__Do this__: List all lines of the data containing the word "XBTUSD".

Dataset items
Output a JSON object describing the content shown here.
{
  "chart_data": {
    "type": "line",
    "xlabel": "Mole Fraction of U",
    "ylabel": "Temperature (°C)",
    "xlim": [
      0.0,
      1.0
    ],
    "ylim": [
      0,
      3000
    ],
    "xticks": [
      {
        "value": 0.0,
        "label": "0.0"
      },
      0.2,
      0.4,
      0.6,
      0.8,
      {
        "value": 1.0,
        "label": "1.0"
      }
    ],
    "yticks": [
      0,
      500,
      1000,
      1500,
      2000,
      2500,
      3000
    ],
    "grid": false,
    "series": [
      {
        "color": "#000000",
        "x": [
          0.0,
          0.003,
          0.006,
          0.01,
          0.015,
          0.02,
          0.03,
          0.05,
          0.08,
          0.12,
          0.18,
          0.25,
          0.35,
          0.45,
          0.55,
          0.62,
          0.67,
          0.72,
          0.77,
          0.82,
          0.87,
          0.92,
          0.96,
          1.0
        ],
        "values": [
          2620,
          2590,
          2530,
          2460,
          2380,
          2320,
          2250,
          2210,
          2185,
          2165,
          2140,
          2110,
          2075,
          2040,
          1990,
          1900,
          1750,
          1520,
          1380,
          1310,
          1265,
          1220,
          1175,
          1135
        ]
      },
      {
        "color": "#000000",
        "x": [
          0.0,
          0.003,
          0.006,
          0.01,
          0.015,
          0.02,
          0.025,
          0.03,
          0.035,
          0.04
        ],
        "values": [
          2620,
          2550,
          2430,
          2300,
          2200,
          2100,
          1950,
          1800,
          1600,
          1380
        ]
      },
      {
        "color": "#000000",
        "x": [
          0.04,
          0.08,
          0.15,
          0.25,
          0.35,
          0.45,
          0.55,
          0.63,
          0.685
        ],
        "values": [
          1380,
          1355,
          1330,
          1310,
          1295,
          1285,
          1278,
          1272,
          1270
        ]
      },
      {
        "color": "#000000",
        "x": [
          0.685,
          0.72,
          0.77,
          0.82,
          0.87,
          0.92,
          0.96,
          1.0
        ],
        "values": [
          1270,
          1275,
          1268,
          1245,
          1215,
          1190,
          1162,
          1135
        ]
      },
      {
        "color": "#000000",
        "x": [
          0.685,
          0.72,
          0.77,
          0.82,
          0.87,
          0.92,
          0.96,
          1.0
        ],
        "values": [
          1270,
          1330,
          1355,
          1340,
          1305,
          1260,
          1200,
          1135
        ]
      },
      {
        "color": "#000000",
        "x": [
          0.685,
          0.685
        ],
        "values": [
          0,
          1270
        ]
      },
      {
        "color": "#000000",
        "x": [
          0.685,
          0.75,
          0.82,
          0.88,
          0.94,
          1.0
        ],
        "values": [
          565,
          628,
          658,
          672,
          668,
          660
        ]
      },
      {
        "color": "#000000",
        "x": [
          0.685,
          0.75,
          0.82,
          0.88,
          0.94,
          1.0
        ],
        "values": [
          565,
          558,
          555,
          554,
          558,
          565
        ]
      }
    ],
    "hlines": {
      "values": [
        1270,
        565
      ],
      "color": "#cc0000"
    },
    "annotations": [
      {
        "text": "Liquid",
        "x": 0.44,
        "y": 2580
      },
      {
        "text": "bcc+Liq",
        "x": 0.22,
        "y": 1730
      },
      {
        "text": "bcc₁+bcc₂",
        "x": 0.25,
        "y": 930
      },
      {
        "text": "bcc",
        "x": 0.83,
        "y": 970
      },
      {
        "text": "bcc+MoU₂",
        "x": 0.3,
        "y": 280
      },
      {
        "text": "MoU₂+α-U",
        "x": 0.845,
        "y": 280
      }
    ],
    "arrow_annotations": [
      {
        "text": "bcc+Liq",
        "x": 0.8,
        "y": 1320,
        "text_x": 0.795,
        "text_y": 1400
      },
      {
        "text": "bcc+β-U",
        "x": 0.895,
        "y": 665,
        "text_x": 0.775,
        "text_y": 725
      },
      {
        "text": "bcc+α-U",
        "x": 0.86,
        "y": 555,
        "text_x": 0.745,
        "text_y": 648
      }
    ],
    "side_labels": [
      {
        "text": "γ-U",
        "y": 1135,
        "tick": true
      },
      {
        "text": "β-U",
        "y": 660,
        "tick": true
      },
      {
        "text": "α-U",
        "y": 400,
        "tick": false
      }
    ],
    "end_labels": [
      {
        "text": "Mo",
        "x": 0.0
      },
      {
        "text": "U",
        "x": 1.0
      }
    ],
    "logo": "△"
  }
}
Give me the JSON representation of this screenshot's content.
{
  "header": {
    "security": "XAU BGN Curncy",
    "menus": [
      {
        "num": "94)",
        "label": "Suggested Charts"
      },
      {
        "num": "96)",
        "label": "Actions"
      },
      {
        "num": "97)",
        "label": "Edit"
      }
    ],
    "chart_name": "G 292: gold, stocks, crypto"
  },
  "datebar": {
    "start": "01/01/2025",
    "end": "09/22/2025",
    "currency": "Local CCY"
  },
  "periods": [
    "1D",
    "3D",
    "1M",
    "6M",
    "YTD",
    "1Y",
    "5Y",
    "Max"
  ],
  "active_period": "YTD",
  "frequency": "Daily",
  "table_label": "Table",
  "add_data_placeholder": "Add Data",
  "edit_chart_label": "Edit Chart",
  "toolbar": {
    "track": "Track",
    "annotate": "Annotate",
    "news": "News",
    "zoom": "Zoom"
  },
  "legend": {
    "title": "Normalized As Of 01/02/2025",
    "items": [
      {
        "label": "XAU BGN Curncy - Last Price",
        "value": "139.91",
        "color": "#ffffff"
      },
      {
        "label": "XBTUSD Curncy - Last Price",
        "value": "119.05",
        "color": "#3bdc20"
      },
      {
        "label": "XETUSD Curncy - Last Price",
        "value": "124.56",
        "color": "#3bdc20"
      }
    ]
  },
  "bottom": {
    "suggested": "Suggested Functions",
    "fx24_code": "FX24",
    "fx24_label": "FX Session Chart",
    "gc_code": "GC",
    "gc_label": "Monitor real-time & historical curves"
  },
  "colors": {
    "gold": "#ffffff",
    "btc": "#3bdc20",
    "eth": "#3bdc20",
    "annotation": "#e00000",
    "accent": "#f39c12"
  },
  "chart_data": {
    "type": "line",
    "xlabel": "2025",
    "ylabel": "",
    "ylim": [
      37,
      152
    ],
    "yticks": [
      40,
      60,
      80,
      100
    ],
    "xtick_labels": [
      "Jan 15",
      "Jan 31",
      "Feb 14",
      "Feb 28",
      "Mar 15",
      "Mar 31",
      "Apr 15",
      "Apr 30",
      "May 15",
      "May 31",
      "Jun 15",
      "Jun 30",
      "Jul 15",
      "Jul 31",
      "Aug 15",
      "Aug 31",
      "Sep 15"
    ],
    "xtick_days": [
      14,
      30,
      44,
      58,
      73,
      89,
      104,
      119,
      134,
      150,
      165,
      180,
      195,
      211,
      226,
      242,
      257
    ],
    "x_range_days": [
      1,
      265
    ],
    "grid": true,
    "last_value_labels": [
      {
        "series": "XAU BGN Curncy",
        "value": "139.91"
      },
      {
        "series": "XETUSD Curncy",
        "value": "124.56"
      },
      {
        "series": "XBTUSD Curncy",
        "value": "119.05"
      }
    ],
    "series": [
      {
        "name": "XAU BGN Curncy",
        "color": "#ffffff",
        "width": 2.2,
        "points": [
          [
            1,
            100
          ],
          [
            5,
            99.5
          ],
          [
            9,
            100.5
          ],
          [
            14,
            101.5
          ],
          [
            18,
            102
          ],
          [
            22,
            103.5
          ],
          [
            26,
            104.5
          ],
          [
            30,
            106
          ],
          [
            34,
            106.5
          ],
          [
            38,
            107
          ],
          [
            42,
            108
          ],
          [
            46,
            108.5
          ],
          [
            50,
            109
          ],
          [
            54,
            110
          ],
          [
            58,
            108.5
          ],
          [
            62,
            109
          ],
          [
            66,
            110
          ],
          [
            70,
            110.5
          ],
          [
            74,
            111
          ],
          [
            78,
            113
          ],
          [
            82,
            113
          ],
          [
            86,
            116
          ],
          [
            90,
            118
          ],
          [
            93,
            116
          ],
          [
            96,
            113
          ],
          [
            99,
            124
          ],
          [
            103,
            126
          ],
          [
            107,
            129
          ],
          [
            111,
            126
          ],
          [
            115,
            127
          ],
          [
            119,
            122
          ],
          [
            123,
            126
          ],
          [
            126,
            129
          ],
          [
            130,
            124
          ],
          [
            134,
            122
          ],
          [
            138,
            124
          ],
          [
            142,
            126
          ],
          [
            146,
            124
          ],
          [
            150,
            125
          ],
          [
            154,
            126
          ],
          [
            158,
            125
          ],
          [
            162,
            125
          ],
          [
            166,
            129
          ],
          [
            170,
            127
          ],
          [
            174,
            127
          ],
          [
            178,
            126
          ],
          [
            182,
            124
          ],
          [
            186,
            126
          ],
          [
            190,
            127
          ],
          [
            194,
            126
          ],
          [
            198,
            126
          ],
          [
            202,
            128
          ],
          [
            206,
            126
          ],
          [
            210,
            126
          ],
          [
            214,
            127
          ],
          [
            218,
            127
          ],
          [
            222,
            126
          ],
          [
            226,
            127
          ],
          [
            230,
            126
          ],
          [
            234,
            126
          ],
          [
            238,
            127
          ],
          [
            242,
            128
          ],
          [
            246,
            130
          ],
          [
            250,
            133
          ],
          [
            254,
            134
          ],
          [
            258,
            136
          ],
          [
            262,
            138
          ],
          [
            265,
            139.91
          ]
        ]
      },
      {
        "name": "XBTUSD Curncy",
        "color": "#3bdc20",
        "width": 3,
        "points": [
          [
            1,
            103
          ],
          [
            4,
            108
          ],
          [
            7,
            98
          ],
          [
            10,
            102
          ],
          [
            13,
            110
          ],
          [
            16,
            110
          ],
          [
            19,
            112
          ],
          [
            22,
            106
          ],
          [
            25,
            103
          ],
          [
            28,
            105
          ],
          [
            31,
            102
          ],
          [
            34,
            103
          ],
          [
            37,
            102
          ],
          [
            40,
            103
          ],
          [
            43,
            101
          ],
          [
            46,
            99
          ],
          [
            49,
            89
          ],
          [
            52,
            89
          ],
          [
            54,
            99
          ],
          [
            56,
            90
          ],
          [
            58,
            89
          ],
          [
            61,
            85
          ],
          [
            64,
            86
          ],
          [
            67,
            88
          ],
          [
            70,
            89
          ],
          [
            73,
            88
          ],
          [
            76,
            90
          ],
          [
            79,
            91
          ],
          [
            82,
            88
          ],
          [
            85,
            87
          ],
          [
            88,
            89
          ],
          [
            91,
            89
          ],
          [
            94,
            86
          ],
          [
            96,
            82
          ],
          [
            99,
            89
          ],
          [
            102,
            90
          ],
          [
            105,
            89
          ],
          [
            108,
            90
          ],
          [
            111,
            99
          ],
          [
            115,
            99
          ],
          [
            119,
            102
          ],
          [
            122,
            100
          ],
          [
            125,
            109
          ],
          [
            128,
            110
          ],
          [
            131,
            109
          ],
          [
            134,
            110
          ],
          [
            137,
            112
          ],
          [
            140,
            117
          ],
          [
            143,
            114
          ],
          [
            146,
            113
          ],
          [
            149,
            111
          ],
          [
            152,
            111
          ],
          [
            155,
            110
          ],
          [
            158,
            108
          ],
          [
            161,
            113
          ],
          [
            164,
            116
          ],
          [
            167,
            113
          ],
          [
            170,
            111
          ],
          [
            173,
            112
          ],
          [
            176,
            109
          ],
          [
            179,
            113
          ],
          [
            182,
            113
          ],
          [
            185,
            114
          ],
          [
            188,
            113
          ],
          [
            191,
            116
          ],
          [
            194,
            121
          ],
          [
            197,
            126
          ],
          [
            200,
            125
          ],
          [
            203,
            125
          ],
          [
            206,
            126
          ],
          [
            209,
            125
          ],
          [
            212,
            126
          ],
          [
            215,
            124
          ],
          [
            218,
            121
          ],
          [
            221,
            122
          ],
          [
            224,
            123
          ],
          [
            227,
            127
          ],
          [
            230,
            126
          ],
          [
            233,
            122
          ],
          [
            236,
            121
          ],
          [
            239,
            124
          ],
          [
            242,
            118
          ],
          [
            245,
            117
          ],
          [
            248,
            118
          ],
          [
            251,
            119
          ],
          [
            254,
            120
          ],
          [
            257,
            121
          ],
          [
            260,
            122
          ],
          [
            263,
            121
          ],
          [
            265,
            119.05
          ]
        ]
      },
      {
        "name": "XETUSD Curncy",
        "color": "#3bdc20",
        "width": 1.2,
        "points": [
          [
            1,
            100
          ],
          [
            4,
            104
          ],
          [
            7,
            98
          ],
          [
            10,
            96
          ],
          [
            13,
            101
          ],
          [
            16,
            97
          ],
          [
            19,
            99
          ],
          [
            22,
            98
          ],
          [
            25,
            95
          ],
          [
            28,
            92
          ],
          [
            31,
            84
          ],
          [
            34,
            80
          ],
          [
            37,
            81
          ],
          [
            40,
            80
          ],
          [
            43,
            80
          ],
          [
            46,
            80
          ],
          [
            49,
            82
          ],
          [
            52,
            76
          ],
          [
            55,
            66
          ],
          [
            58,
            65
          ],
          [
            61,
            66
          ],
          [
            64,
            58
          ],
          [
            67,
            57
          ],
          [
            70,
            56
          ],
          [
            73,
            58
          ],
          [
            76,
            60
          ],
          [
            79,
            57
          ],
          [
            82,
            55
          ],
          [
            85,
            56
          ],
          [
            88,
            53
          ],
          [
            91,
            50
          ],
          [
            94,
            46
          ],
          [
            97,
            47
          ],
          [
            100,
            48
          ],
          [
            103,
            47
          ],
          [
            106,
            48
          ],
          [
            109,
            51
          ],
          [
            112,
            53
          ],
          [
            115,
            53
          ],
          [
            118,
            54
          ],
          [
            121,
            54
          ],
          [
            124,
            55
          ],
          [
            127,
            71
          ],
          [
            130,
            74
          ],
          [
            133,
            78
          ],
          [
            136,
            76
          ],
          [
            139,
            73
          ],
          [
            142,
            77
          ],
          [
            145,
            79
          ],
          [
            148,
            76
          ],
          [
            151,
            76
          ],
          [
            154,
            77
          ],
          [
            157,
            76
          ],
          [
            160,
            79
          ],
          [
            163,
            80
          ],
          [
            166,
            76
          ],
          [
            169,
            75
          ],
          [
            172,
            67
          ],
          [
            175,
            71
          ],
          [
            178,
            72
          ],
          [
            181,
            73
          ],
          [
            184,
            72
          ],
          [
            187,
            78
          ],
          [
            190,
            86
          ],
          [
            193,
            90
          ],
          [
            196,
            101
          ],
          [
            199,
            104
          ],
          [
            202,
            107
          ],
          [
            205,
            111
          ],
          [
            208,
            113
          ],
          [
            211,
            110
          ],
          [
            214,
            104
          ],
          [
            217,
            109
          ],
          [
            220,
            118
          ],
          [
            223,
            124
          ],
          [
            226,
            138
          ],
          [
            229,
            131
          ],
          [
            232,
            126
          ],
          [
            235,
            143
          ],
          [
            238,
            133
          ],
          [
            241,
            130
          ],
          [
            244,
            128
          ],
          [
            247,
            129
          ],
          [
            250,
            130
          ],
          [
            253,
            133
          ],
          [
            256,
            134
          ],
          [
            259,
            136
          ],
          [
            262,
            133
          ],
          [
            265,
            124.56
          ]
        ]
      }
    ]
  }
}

__Exercise answer__:
        "label": "XBTUSD Curncy - Last Price",
        "series": "XBTUSD Curncy",
        "name": "XBTUSD Curncy",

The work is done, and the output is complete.